Exercise objective:
In the material below, list every line carrying the string "Konrad".

Exercise materials:
▶

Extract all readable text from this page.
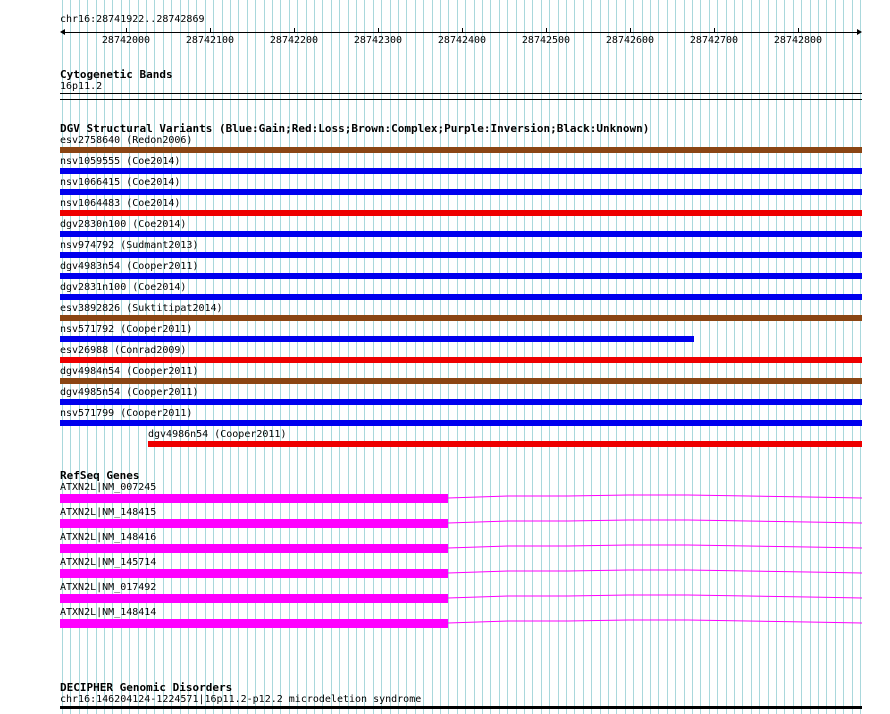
chr16:28741922..28742869
28742000	28742100	28742200	28742300	28742400	28742500	28742600	28742700	28742800
Cytogenetic Bands
16p11.2
DGV Structural Variants (Blue:Gain;Red:Loss;Brown:Complex;Purple:Inversion;Black:Unknown)
esv2758640 (Redon2006)
nsv1059555 (Coe2014)
nsv1066415 (Coe2014)
nsv1064483 (Coe2014)
dgv2830n100 (Coe2014)
nsv974792 (Sudmant2013)
dgv4983n54 (Cooper2011)
dgv2831n100 (Coe2014)
esv3892826 (Suktitipat2014)
nsv571792 (Cooper2011)
esv26988 (Conrad2009)
dgv4984n54 (Cooper2011)
dgv4985n54 (Cooper2011)
nsv571799 (Cooper2011)
dgv4986n54 (Cooper2011)
RefSeq Genes
ATXN2L|NM_007245
ATXN2L|NM_148415
ATXN2L|NM_148416
ATXN2L|NM_145714
ATXN2L|NM_017492
ATXN2L|NM_148414
DECIPHER Genomic Disorders
chr16:146204124-1224571|16p11.2-p12.2 microdeletion syndrome
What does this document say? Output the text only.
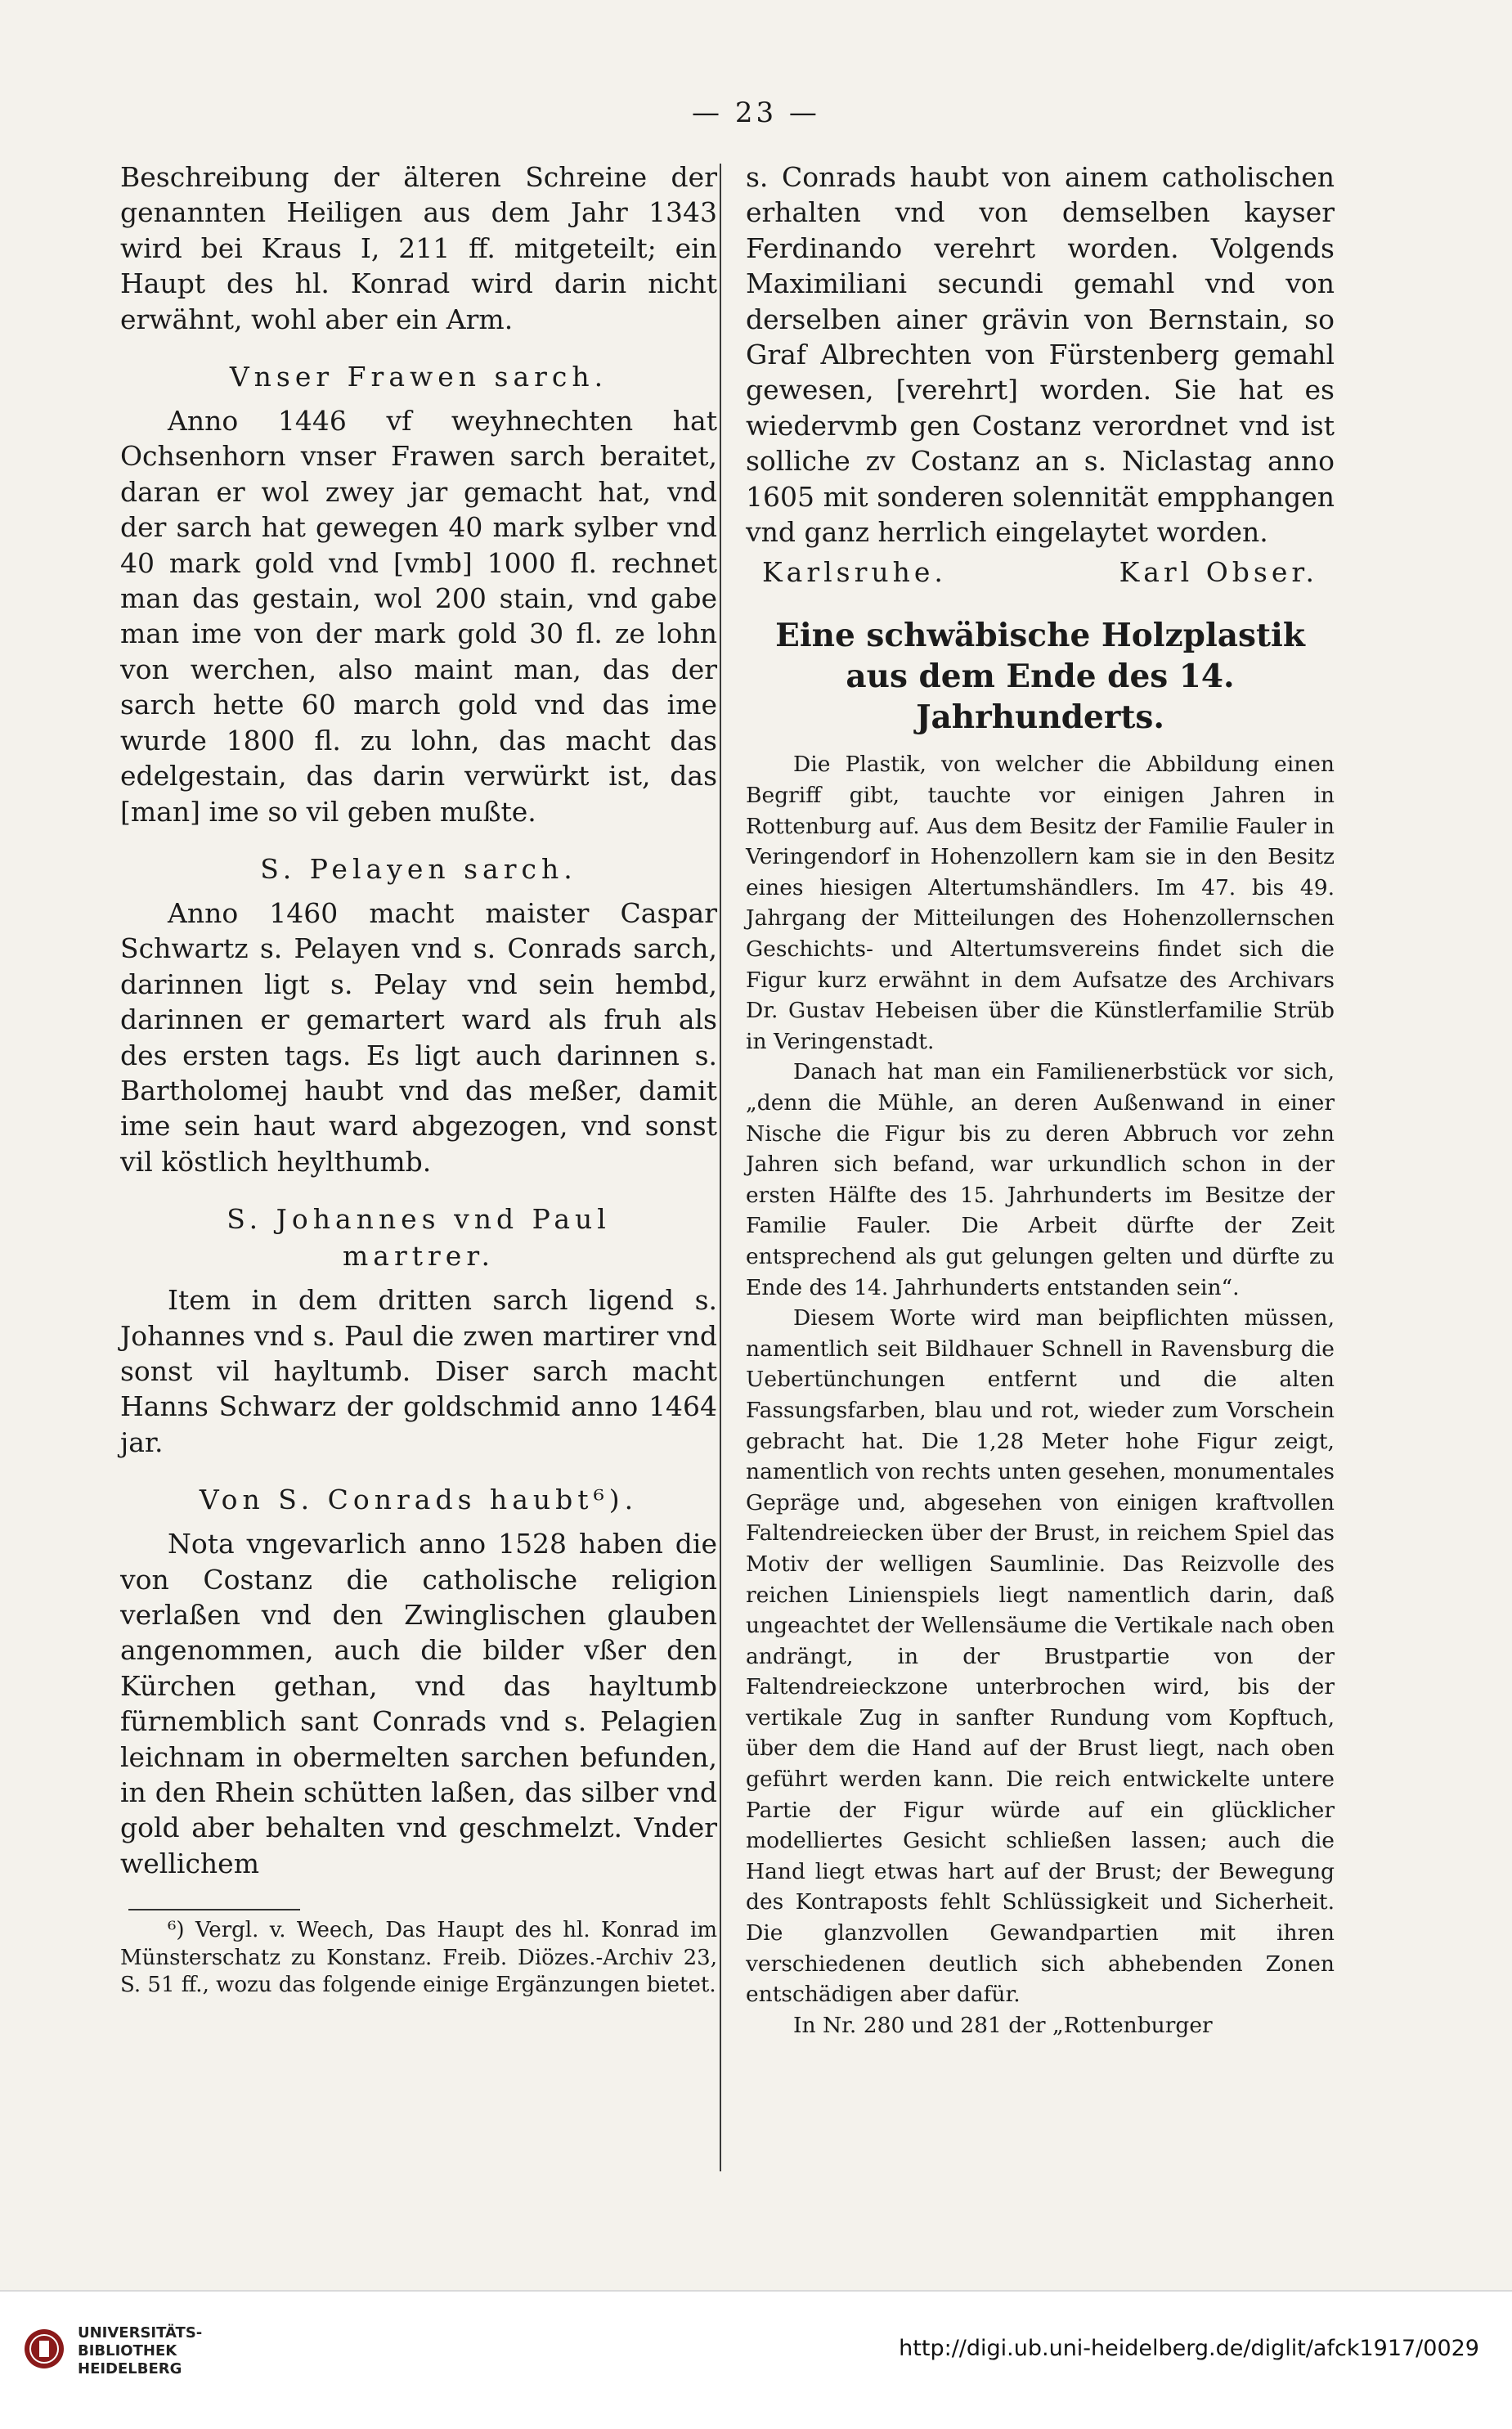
— 23 —

Beschreibung der älteren Schreine der genannten Heiligen aus dem Jahr 1343 wird bei Kraus I, 211 ff. mitgeteilt; ein Haupt des hl. Konrad wird darin nicht erwähnt, wohl aber ein Arm.

Vnser Frawen sarch.

Anno 1446 vf weyhnechten hat Ochsenhorn vnser Frawen sarch beraitet, daran er wol zwey jar gemacht hat, vnd der sarch hat gewegen 40 mark sylber vnd 40 mark gold vnd [vmb] 1000 fl. rechnet man das gestain, wol 200 stain, vnd gabe man ime von der mark gold 30 fl. ze lohn von werchen, also maint man, das der sarch hette 60 march gold vnd das ime wurde 1800 fl. zu lohn, das macht das edelgestain, das darin verwürkt ist, das [man] ime so vil geben mußte.

S. Pelayen sarch.

Anno 1460 macht maister Caspar Schwartz s. Pelayen vnd s. Conrads sarch, darinnen ligt s. Pelay vnd sein hembd, darinnen er gemartert ward als fruh als des ersten tags. Es ligt auch darinnen s. Bartholomej haubt vnd das meßer, damit ime sein haut ward abgezogen, vnd sonst vil köstlich heylthumb.

S. Johannes vnd Paul
martrer.

Item in dem dritten sarch ligend s. Johannes vnd s. Paul die zwen martirer vnd sonst vil hayltumb. Diser sarch macht Hanns Schwarz der goldschmid anno 1464 jar.

Von S. Conrads haubt⁶).

Nota vngevarlich anno 1528 haben die von Costanz die catholische religion verlaßen vnd den Zwinglischen glauben angenommen, auch die bilder vßer den Kürchen gethan, vnd das hayltumb fürnemblich sant Conrads vnd s. Pelagien leichnam in obermelten sarchen befunden, in den Rhein schütten laßen, das silber vnd gold aber behalten vnd geschmelzt. Vnder wellichem

⁶) Vergl. v. Weech, Das Haupt des hl. Konrad im Münsterschatz zu Konstanz. Freib. Diözes.-Archiv 23, S. 51 ff., wozu das folgende einige Ergänzungen bietet.

s. Conrads haubt von ainem catholischen erhalten vnd von demselben kayser Ferdinando verehrt worden. Volgends Maximiliani secundi gemahl vnd von derselben ainer grävin von Bernstain, so Graf Albrechten von Fürstenberg gemahl gewesen, [verehrt] worden. Sie hat es wiedervmb gen Costanz verordnet vnd ist solliche zv Costanz an s. Niclastag anno 1605 mit sonderen solennität empphangen vnd ganz herrlich eingelaytet worden.

Karlsruhe.	Karl Obser.
Eine schwäbische Holzplastik aus dem Ende des 14. Jahrhunderts.

Die Plastik, von welcher die Abbildung einen Begriff gibt, tauchte vor einigen Jahren in Rottenburg auf. Aus dem Besitz der Familie Fauler in Veringendorf in Hohenzollern kam sie in den Besitz eines hiesigen Altertumshändlers. Im 47. bis 49. Jahrgang der Mitteilungen des Hohenzollernschen Geschichts- und Altertumsvereins findet sich die Figur kurz erwähnt in dem Aufsatze des Archivars Dr. Gustav Hebeisen über die Künstlerfamilie Strüb in Veringenstadt.

Danach hat man ein Familienerbstück vor sich, „denn die Mühle, an deren Außenwand in einer Nische die Figur bis zu deren Abbruch vor zehn Jahren sich befand, war urkundlich schon in der ersten Hälfte des 15. Jahrhunderts im Besitze der Familie Fauler. Die Arbeit dürfte der Zeit entsprechend als gut gelungen gelten und dürfte zu Ende des 14. Jahrhunderts entstanden sein“.

Diesem Worte wird man beipflichten müssen, namentlich seit Bildhauer Schnell in Ravensburg die Uebertünchungen entfernt und die alten Fassungsfarben, blau und rot, wieder zum Vorschein gebracht hat. Die 1,28 Meter hohe Figur zeigt, namentlich von rechts unten gesehen, monumentales Gepräge und, abgesehen von einigen kraftvollen Faltendreiecken über der Brust, in reichem Spiel das Motiv der welligen Saumlinie. Das Reizvolle des reichen Linienspiels liegt namentlich darin, daß ungeachtet der Wellensäume die Vertikale nach oben andrängt, in der Brustpartie von der Faltendreieckzone unterbrochen wird, bis der vertikale Zug in sanfter Rundung vom Kopftuch, über dem die Hand auf der Brust liegt, nach oben geführt werden kann. Die reich entwickelte untere Partie der Figur würde auf ein glücklicher modelliertes Gesicht schließen lassen; auch die Hand liegt etwas hart auf der Brust; der Bewegung des Kontraposts fehlt Schlüssigkeit und Sicherheit. Die glanzvollen Gewandpartien mit ihren verschiedenen deutlich sich abhebenden Zonen entschädigen aber dafür.

In Nr. 280 und 281 der „Rottenburger

UNIVERSITÄTS-
BIBLIOTHEK
HEIDELBERG
http://digi.ub.uni-heidelberg.de/diglit/afck1917/0029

◀

Response to the task:
Beschreibung der älteren Schreine der genannten Heiligen aus dem Jahr 1343 wird bei Kraus I, 211 ff. mitgeteilt; ein Haupt des hl. Konrad wird darin nicht erwähnt, wohl aber ein Arm.
⁶) Vergl. v. Weech, Das Haupt des hl. Konrad im Münsterschatz zu Konstanz. Freib. Diözes.-Archiv 23, S. 51 ff., wozu das folgende einige Ergänzungen bietet.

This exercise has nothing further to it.